**SET EXERCISE**: Every line below that mentions the word "never" should be copied out.

**RECORDS SHOWN**:
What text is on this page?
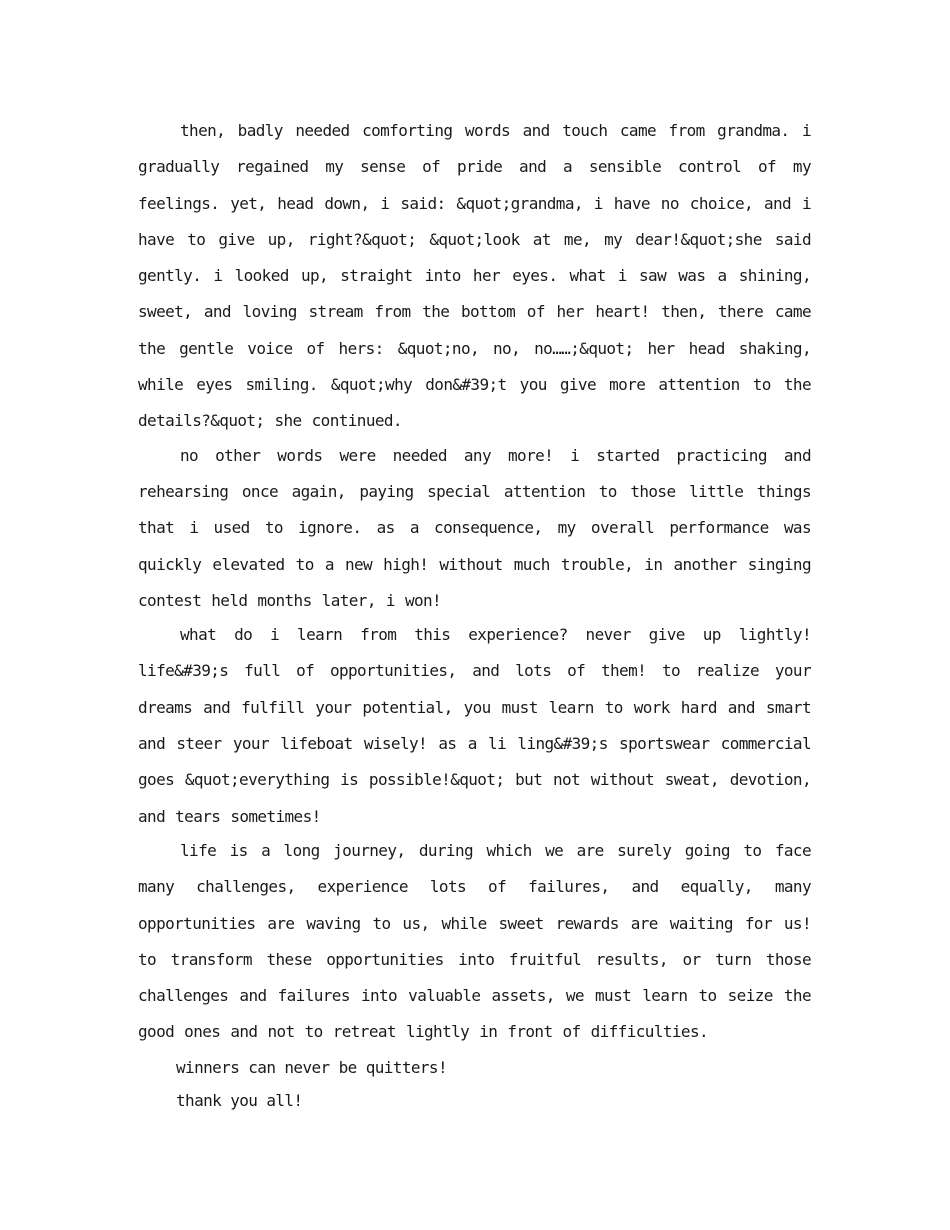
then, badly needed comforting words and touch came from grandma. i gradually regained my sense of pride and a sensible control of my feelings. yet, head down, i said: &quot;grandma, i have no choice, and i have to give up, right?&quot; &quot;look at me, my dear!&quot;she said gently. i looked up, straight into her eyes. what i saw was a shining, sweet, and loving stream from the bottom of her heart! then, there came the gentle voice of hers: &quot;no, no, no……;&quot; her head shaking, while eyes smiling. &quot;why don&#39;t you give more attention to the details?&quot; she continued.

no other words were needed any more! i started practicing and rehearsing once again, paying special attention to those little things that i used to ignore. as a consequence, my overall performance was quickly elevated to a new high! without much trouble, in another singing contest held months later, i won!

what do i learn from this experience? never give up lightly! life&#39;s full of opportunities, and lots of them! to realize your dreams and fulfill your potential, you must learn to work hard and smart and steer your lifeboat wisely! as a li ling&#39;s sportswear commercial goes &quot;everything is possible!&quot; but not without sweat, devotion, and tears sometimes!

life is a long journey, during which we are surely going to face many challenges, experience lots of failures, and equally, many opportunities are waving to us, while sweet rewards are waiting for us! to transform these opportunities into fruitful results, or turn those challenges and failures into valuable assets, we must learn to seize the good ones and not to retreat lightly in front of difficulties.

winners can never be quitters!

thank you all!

...

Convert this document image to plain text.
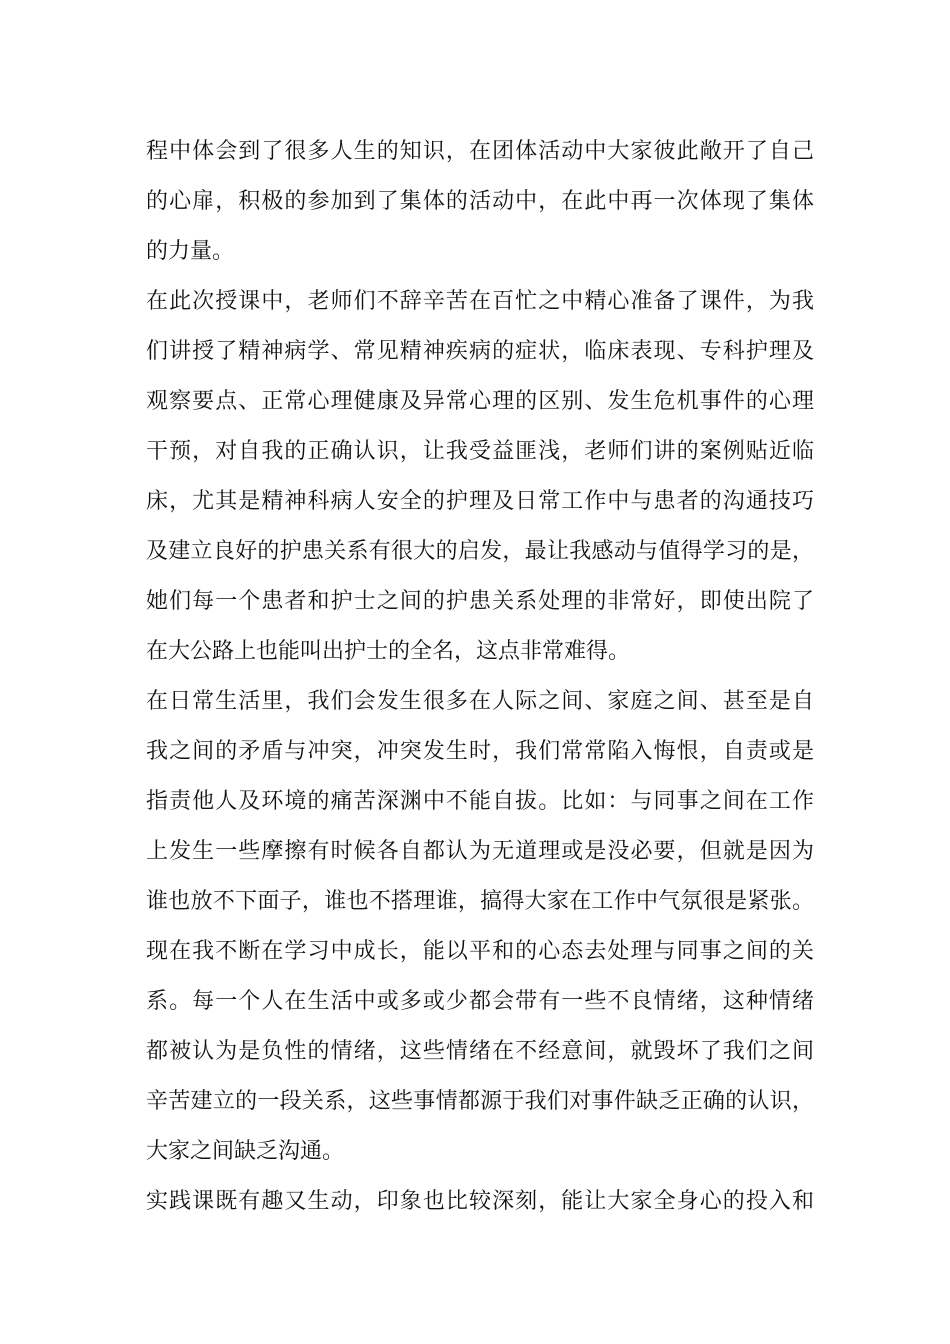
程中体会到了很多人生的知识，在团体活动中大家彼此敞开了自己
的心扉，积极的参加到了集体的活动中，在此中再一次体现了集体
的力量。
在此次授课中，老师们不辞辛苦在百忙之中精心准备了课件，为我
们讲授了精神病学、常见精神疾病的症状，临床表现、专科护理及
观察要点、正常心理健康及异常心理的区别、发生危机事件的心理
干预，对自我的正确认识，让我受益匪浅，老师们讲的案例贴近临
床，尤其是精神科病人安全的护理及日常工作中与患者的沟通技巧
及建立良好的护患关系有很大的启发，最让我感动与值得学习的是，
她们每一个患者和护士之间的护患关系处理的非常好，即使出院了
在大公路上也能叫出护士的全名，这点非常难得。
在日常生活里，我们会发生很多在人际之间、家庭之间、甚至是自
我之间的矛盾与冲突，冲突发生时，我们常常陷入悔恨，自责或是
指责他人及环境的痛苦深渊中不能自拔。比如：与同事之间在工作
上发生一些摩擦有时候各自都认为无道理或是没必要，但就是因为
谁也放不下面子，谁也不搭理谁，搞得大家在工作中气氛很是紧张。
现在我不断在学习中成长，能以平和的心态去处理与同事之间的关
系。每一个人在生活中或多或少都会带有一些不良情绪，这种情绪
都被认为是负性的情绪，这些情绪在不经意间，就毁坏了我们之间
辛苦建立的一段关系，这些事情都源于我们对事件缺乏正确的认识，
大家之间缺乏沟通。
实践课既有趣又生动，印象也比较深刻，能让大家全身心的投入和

**COMPLETED TASK**:
what do i learn from this experience? never give up lightly! life&#39;s full of opportunities, and lots of them! to realize your dreams and fulfill your potential, you must learn to work hard and smart and steer your lifeboat wisely! as a li ling&#39;s sportswear commercial goes &quot;everything is possible!&quot; but not without sweat, devotion, and tears sometimes!
winners can never be quitters!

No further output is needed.